Task description =
Write out all entries word for word.

-=-=-

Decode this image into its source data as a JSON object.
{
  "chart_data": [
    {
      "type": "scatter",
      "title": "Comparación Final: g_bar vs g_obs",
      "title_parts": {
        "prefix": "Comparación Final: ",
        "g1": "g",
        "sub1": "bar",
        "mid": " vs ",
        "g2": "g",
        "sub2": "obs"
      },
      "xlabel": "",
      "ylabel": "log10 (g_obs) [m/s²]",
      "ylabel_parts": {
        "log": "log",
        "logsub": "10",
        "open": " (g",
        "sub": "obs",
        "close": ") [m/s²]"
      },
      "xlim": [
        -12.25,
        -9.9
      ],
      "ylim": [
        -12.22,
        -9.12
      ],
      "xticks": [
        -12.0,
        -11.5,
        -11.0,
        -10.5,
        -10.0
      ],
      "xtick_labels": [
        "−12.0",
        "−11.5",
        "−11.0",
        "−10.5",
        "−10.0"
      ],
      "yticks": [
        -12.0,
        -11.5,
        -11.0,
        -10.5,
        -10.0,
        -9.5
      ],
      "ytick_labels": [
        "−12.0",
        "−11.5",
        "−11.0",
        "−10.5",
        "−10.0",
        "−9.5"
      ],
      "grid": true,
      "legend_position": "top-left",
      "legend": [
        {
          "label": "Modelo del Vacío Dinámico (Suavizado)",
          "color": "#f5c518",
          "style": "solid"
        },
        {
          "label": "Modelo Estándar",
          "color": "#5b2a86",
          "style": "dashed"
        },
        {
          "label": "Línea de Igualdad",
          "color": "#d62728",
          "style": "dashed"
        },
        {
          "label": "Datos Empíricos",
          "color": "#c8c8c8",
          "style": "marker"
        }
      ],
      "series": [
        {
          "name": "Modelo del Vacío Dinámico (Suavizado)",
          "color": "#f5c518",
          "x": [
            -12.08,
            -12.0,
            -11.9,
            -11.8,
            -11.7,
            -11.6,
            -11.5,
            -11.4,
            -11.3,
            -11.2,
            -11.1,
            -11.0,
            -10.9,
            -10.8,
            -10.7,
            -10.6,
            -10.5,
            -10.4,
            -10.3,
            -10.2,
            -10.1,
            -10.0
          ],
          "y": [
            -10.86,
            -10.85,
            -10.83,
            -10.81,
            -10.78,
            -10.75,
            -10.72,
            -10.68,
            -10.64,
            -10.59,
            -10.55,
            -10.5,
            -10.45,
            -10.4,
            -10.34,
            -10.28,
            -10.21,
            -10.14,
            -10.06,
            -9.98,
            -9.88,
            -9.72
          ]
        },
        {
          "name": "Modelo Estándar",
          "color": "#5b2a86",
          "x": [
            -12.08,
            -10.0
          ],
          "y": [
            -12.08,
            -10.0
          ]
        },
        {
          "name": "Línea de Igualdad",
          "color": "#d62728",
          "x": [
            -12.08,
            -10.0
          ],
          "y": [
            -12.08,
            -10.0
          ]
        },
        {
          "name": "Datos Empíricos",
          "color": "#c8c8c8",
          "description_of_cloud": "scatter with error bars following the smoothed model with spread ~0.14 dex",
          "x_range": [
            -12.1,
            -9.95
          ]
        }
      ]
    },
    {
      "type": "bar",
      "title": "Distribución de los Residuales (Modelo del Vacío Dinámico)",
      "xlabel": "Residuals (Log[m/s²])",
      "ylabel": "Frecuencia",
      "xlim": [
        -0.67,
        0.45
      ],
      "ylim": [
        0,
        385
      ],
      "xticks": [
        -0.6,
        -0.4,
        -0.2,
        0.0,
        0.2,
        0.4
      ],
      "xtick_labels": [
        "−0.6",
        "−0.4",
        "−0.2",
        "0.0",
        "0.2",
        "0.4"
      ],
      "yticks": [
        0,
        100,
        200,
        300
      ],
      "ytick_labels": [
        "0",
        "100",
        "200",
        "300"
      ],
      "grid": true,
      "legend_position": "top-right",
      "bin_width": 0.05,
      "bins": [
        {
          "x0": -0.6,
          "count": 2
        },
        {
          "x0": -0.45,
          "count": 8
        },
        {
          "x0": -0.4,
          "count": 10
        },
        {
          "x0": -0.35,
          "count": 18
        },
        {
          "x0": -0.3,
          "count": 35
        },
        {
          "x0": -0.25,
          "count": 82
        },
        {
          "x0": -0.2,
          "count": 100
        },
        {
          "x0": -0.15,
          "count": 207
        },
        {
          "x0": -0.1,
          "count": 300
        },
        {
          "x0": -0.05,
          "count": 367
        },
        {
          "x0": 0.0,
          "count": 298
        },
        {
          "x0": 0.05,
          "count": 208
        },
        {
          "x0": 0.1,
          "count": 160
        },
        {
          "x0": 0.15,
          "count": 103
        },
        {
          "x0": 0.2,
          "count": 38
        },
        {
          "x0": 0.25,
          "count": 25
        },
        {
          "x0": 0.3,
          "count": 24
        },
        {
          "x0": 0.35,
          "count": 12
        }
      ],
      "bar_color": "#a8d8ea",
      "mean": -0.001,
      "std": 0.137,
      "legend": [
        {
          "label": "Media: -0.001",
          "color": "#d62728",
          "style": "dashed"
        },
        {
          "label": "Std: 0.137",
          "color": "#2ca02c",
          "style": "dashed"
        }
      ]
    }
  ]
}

-=-=-

Result for this task =
Decode this image into its source data as a JSON object.
{
  "chart_data": [
    {
      "type": "scatter",
      "title": "Comparación Final: g_bar vs g_obs",
      "title_parts": {
        "prefix": "Comparación Final: ",
        "g1": "g",
        "sub1": "bar",
        "mid": " vs ",
        "g2": "g",
        "sub2": "obs"
      },
      "xlabel": "",
      "ylabel": "log10 (g_obs) [m/s²]",
      "ylabel_parts": {
        "log": "log",
        "logsub": "10",
        "open": " (g",
        "sub": "obs",
        "close": ") [m/s²]"
      },
      "xlim": [
        -12.25,
        -9.9
      ],
      "ylim": [
        -12.22,
        -9.12
      ],
      "xticks": [
        -12.0,
        -11.5,
        -11.0,
        -10.5,
        -10.0
      ],
      "xtick_labels": [
        "−12.0",
        "−11.5",
        "−11.0",
        "−10.5",
        "−10.0"
      ],
      "yticks": [
        -12.0,
        -11.5,
        -11.0,
        -10.5,
        -10.0,
        -9.5
      ],
      "ytick_labels": [
        "−12.0",
        "−11.5",
        "−11.0",
        "−10.5",
        "−10.0",
        "−9.5"
      ],
      "grid": true,
      "legend_position": "top-left",
      "legend": [
        {
          "label": "Modelo del Vacío Dinámico (Suavizado)",
          "color": "#f5c518",
          "style": "solid"
        },
        {
          "label": "Modelo Estándar",
          "color": "#5b2a86",
          "style": "dashed"
        },
        {
          "label": "Línea de Igualdad",
          "color": "#d62728",
          "style": "dashed"
        },
        {
          "label": "Datos Empíricos",
          "color": "#c8c8c8",
          "style": "marker"
        }
      ],
      "series": [
        {
          "name": "Modelo del Vacío Dinámico (Suavizado)",
          "color": "#f5c518",
          "x": [
            -12.08,
            -12.0,
            -11.9,
            -11.8,
            -11.7,
            -11.6,
            -11.5,
            -11.4,
            -11.3,
            -11.2,
            -11.1,
            -11.0,
            -10.9,
            -10.8,
            -10.7,
            -10.6,
            -10.5,
            -10.4,
            -10.3,
            -10.2,
            -10.1,
            -10.0
          ],
          "y": [
            -10.86,
            -10.85,
            -10.83,
            -10.81,
            -10.78,
            -10.75,
            -10.72,
            -10.68,
            -10.64,
            -10.59,
            -10.55,
            -10.5,
            -10.45,
            -10.4,
            -10.34,
            -10.28,
            -10.21,
            -10.14,
            -10.06,
            -9.98,
            -9.88,
            -9.72
          ]
        },
        {
          "name": "Modelo Estándar",
          "color": "#5b2a86",
          "x": [
            -12.08,
            -10.0
          ],
          "y": [
            -12.08,
            -10.0
          ]
        },
        {
          "name": "Línea de Igualdad",
          "color": "#d62728",
          "x": [
            -12.08,
            -10.0
          ],
          "y": [
            -12.08,
            -10.0
          ]
        },
        {
          "name": "Datos Empíricos",
          "color": "#c8c8c8",
          "description_of_cloud": "scatter with error bars following the smoothed model with spread ~0.14 dex",
          "x_range": [
            -12.1,
            -9.95
          ]
        }
      ]
    },
    {
      "type": "bar",
      "title": "Distribución de los Residuales (Modelo del Vacío Dinámico)",
      "xlabel": "Residuals (Log[m/s²])",
      "ylabel": "Frecuencia",
      "xlim": [
        -0.67,
        0.45
      ],
      "ylim": [
        0,
        385
      ],
      "xticks": [
        -0.6,
        -0.4,
        -0.2,
        0.0,
        0.2,
        0.4
      ],
      "xtick_labels": [
        "−0.6",
        "−0.4",
        "−0.2",
        "0.0",
        "0.2",
        "0.4"
      ],
      "yticks": [
        0,
        100,
        200,
        300
      ],
      "ytick_labels": [
        "0",
        "100",
        "200",
        "300"
      ],
      "grid": true,
      "legend_position": "top-right",
      "bin_width": 0.05,
      "bins": [
        {
          "x0": -0.6,
          "count": 2
        },
        {
          "x0": -0.45,
          "count": 8
        },
        {
          "x0": -0.4,
          "count": 10
        },
        {
          "x0": -0.35,
          "count": 18
        },
        {
          "x0": -0.3,
          "count": 35
        },
        {
          "x0": -0.25,
          "count": 82
        },
        {
          "x0": -0.2,
          "count": 100
        },
        {
          "x0": -0.15,
          "count": 207
        },
        {
          "x0": -0.1,
          "count": 300
        },
        {
          "x0": -0.05,
          "count": 367
        },
        {
          "x0": 0.0,
          "count": 298
        },
        {
          "x0": 0.05,
          "count": 208
        },
        {
          "x0": 0.1,
          "count": 160
        },
        {
          "x0": 0.15,
          "count": 103
        },
        {
          "x0": 0.2,
          "count": 38
        },
        {
          "x0": 0.25,
          "count": 25
        },
        {
          "x0": 0.3,
          "count": 24
        },
        {
          "x0": 0.35,
          "count": 12
        }
      ],
      "bar_color": "#a8d8ea",
      "mean": -0.001,
      "std": 0.137,
      "legend": [
        {
          "label": "Media: -0.001",
          "color": "#d62728",
          "style": "dashed"
        },
        {
          "label": "Std: 0.137",
          "color": "#2ca02c",
          "style": "dashed"
        }
      ]
    }
  ]
}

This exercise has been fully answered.